#### [What the task asks]
Return the records that follow unaltered. Omit every picture.
Start Given data
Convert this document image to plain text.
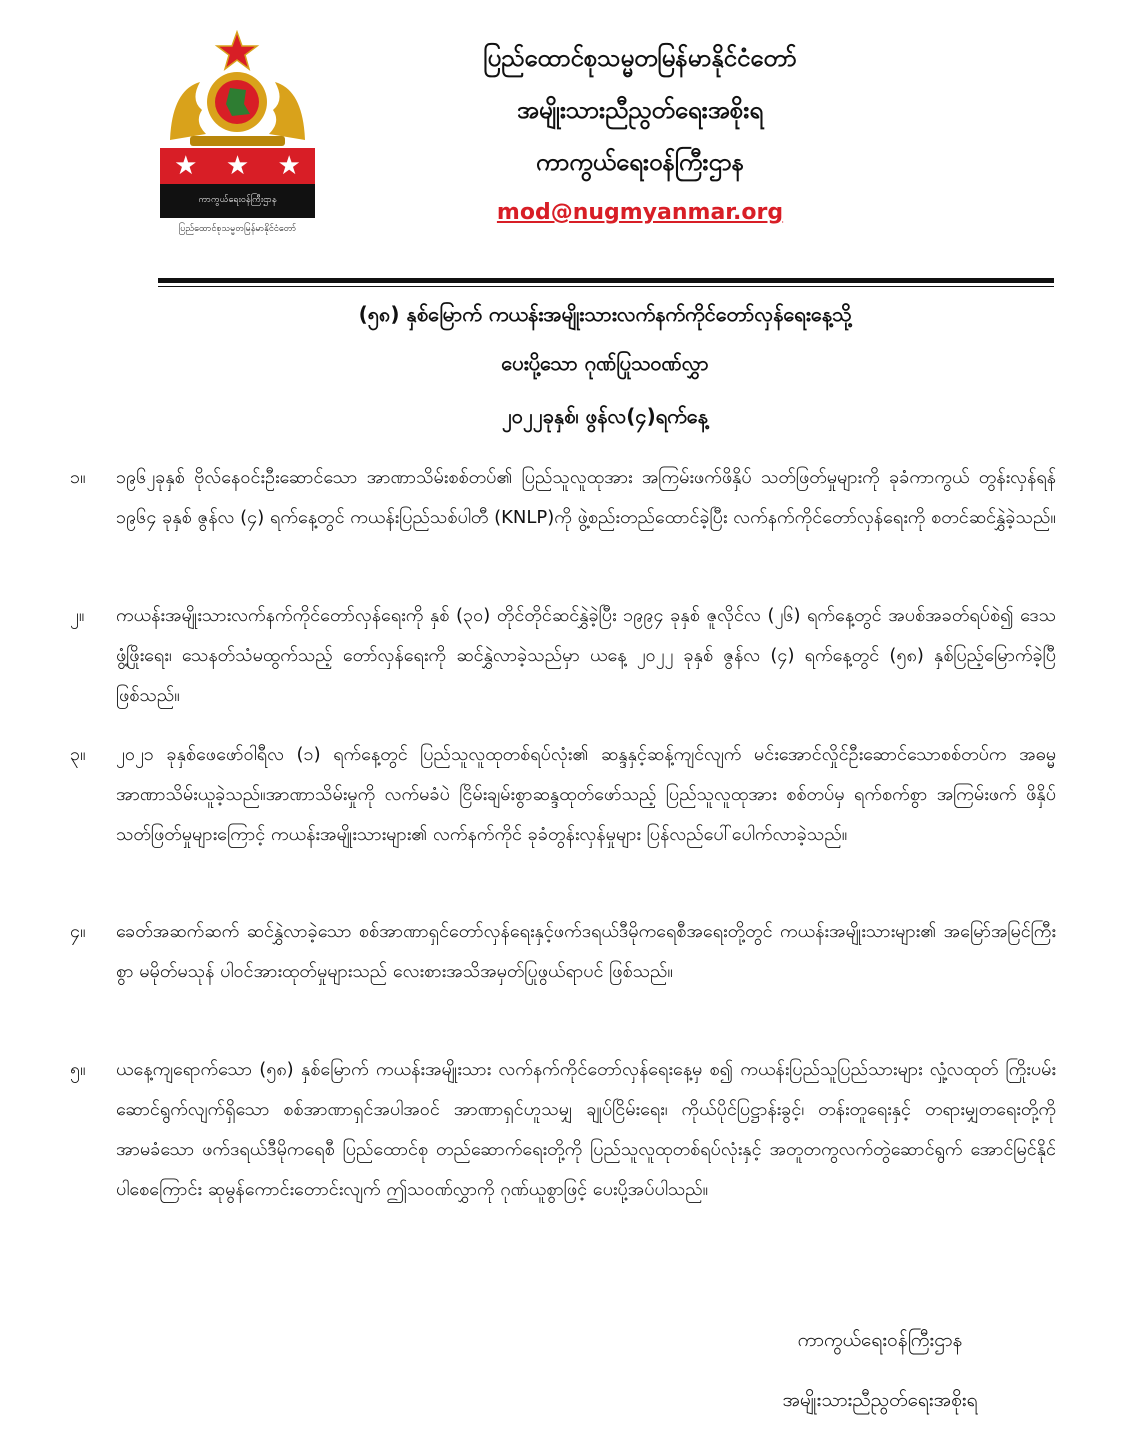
★ ★ ★
ကာကွယ်ရေးဝန်ကြီးဌာန
ပြည်ထောင်စုသမ္မတမြန်မာနိုင်ငံတော်
ပြည်ထောင်စုသမ္မတမြန်မာနိုင်ငံတော်
အမျိုးသားညီညွတ်ရေးအစိုးရ
ကာကွယ်ရေးဝန်ကြီးဌာန
mod@nugmyanmar.org
(၅၈) နှစ်မြောက် ကယန်းအမျိုးသားလက်နက်ကိုင်တော်လှန်ရေးနေ့သို့
ပေးပို့သော ဂုဏ်ပြုသဝဏ်လွှာ
၂၀၂၂ခုနှစ်၊ ဖွန်လ(၄)ရက်နေ့
၁။	၁၉၆၂ခုနှစ် ဗိုလ်နေဝင်းဦးဆောင်သော အာဏာသိမ်းစစ်တပ်၏ ပြည်သူလူထုအား အကြမ်းဖက်ဖိနှိပ် သတ်ဖြတ်မှုများကို ခုခံကာကွယ် တွန်းလှန်ရန် ၁၉၆၄ ခုနှစ် ဇွန်လ (၄) ရက်နေ့တွင် ကယန်းပြည်သစ်ပါတီ (KNLP)ကို ဖွဲ့စည်းတည်ထောင်ခဲ့ပြီး လက်နက်ကိုင်တော်လှန်ရေးကို စတင်ဆင်နွှဲခဲ့သည်။
၂။	ကယန်းအမျိုးသားလက်နက်ကိုင်တော်လှန်ရေးကို နှစ် (၃၀) တိုင်တိုင်ဆင်နွှဲခဲ့ပြီး ၁၉၉၄ ခုနှစ် ဇူလိုင်လ (၂၆) ရက်နေ့တွင် အပစ်အခတ်ရပ်စဲ၍ ဒေသဖွံ့ဖြိုးရေး၊ သေနတ်သံမထွက်သည့် တော်လှန်ရေးကို ဆင်နွှဲလာခဲ့သည်မှာ ယနေ့ ၂၀၂၂ ခုနှစ် ဇွန်လ (၄) ရက်နေ့တွင် (၅၈) နှစ်ပြည့်မြောက်ခဲ့ပြီဖြစ်သည်။
၃။	၂၀၂၁ ခုနှစ်ဖေဖော်ဝါရီလ (၁) ရက်နေ့တွင် ပြည်သူလူထုတစ်ရပ်လုံး၏ ဆန္ဒနှင့်ဆန့်ကျင်လျက် မင်းအောင်လှိုင်ဦးဆောင်သောစစ်တပ်က အဓမ္မအာဏာသိမ်းယူခဲ့သည်။အာဏာသိမ်းမှုကို လက်မခံပဲ ငြိမ်းချမ်းစွာဆန္ဒထုတ်ဖော်သည့် ပြည်သူလူထုအား စစ်တပ်မှ ရက်စက်စွာ အကြမ်းဖက် ဖိနှိပ်သတ်ဖြတ်မှုများကြောင့် ကယန်းအမျိုးသားများ၏ လက်နက်ကိုင် ခုခံတွန်းလှန်မှုများ ပြန်လည်ပေါ်ပေါက်လာခဲ့သည်။
၄။	ခေတ်အဆက်ဆက် ဆင်နွှဲလာခဲ့သော စစ်အာဏာရှင်တော်လှန်ရေးနှင့်ဖက်ဒရယ်ဒီမိုကရေစီအရေးတို့တွင် ကယန်းအမျိုးသားများ၏ အမြော်အမြင်ကြီးစွာ မမိုတ်မသုန် ပါဝင်အားထုတ်မှုများသည် လေးစားအသိအမှတ်ပြုဖွယ်ရာပင် ဖြစ်သည်။
၅။	ယနေ့ကျရောက်သော (၅၈) နှစ်မြောက် ကယန်းအမျိုးသား လက်နက်ကိုင်တော်လှန်ရေးနေ့မှ စ၍ ကယန်းပြည်သူပြည်သားများ လှုံ့လထုတ် ကြိုးပမ်းဆောင်ရွက်လျက်ရှိသော စစ်အာဏာရှင်အပါအဝင် အာဏာရှင်ဟူသမျှ ချုပ်ငြိမ်းရေး၊ ကိုယ်ပိုင်ပြဋ္ဌာန်းခွင့်၊ တန်းတူရေးနှင့် တရားမျှတရေးတို့ကို အာမခံသော ဖက်ဒရယ်ဒီမိုကရေစီ ပြည်ထောင်စု တည်ဆောက်ရေးတို့ကို ပြည်သူလူထုတစ်ရပ်လုံးနှင့် အတူတကွလက်တွဲဆောင်ရွက် အောင်မြင်နိုင်ပါစေကြောင်း ဆုမွန်ကောင်းတောင်းလျက် ဤသဝဏ်လွှာကို ဂုဏ်ယူစွာဖြင့် ပေးပို့အပ်ပါသည်။
ကာကွယ်ရေးဝန်ကြီးဌာန
အမျိုးသားညီညွတ်ရေးအစိုးရ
End Given data
#### [Response to the task]
Convert this document image to plain text.
★ ★ ★
ကာကွယ်ရေးဝန်ကြီးဌာန
ပြည်ထောင်စုသမ္မတမြန်မာနိုင်ငံတော်
ပြည်ထောင်စုသမ္မတမြန်မာနိုင်ငံတော်
အမျိုးသားညီညွတ်ရေးအစိုးရ
ကာကွယ်ရေးဝန်ကြီးဌာန
mod@nugmyanmar.org
(၅၈) နှစ်မြောက် ကယန်းအမျိုးသားလက်နက်ကိုင်တော်လှန်ရေးနေ့သို့
ပေးပို့သော ဂုဏ်ပြုသဝဏ်လွှာ
၂၀၂၂ခုနှစ်၊ ဖွန်လ(၄)ရက်နေ့
၁။	၁၉၆၂ခုနှစ် ဗိုလ်နေဝင်းဦးဆောင်သော အာဏာသိမ်းစစ်တပ်၏ ပြည်သူလူထုအား အကြမ်းဖက်ဖိနှိပ် သတ်ဖြတ်မှုများကို ခုခံကာကွယ် တွန်းလှန်ရန် ၁၉၆၄ ခုနှစ် ဇွန်လ (၄) ရက်နေ့တွင် ကယန်းပြည်သစ်ပါတီ (KNLP)ကို ဖွဲ့စည်းတည်ထောင်ခဲ့ပြီး လက်နက်ကိုင်တော်လှန်ရေးကို စတင်ဆင်နွှဲခဲ့သည်။
၂။	ကယန်းအမျိုးသားလက်နက်ကိုင်တော်လှန်ရေးကို နှစ် (၃၀) တိုင်တိုင်ဆင်နွှဲခဲ့ပြီး ၁၉၉၄ ခုနှစ် ဇူလိုင်လ (၂၆) ရက်နေ့တွင် အပစ်အခတ်ရပ်စဲ၍ ဒေသဖွံ့ဖြိုးရေး၊ သေနတ်သံမထွက်သည့် တော်လှန်ရေးကို ဆင်နွှဲလာခဲ့သည်မှာ ယနေ့ ၂၀၂၂ ခုနှစ် ဇွန်လ (၄) ရက်နေ့တွင် (၅၈) နှစ်ပြည့်မြောက်ခဲ့ပြီဖြစ်သည်။
၃။	၂၀၂၁ ခုနှစ်ဖေဖော်ဝါရီလ (၁) ရက်နေ့တွင် ပြည်သူလူထုတစ်ရပ်လုံး၏ ဆန္ဒနှင့်ဆန့်ကျင်လျက် မင်းအောင်လှိုင်ဦးဆောင်သောစစ်တပ်က အဓမ္မအာဏာသိမ်းယူခဲ့သည်။အာဏာသိမ်းမှုကို လက်မခံပဲ ငြိမ်းချမ်းစွာဆန္ဒထုတ်ဖော်သည့် ပြည်သူလူထုအား စစ်တပ်မှ ရက်စက်စွာ အကြမ်းဖက် ဖိနှိပ်သတ်ဖြတ်မှုများကြောင့် ကယန်းအမျိုးသားများ၏ လက်နက်ကိုင် ခုခံတွန်းလှန်မှုများ ပြန်လည်ပေါ်ပေါက်လာခဲ့သည်။
၄။	ခေတ်အဆက်ဆက် ဆင်နွှဲလာခဲ့သော စစ်အာဏာရှင်တော်လှန်ရေးနှင့်ဖက်ဒရယ်ဒီမိုကရေစီအရေးတို့တွင် ကယန်းအမျိုးသားများ၏ အမြော်အမြင်ကြီးစွာ မမိုတ်မသုန် ပါဝင်အားထုတ်မှုများသည် လေးစားအသိအမှတ်ပြုဖွယ်ရာပင် ဖြစ်သည်။
၅။	ယနေ့ကျရောက်သော (၅၈) နှစ်မြောက် ကယန်းအမျိုးသား လက်နက်ကိုင်တော်လှန်ရေးနေ့မှ စ၍ ကယန်းပြည်သူပြည်သားများ လှုံ့လထုတ် ကြိုးပမ်းဆောင်ရွက်လျက်ရှိသော စစ်အာဏာရှင်အပါအဝင် အာဏာရှင်ဟူသမျှ ချုပ်ငြိမ်းရေး၊ ကိုယ်ပိုင်ပြဋ္ဌာန်းခွင့်၊ တန်းတူရေးနှင့် တရားမျှတရေးတို့ကို အာမခံသော ဖက်ဒရယ်ဒီမိုကရေစီ ပြည်ထောင်စု တည်ဆောက်ရေးတို့ကို ပြည်သူလူထုတစ်ရပ်လုံးနှင့် အတူတကွလက်တွဲဆောင်ရွက် အောင်မြင်နိုင်ပါစေကြောင်း ဆုမွန်ကောင်းတောင်းလျက် ဤသဝဏ်လွှာကို ဂုဏ်ယူစွာဖြင့် ပေးပို့အပ်ပါသည်။
ကာကွယ်ရေးဝန်ကြီးဌာန
အမျိုးသားညီညွတ်ရေးအစိုးရ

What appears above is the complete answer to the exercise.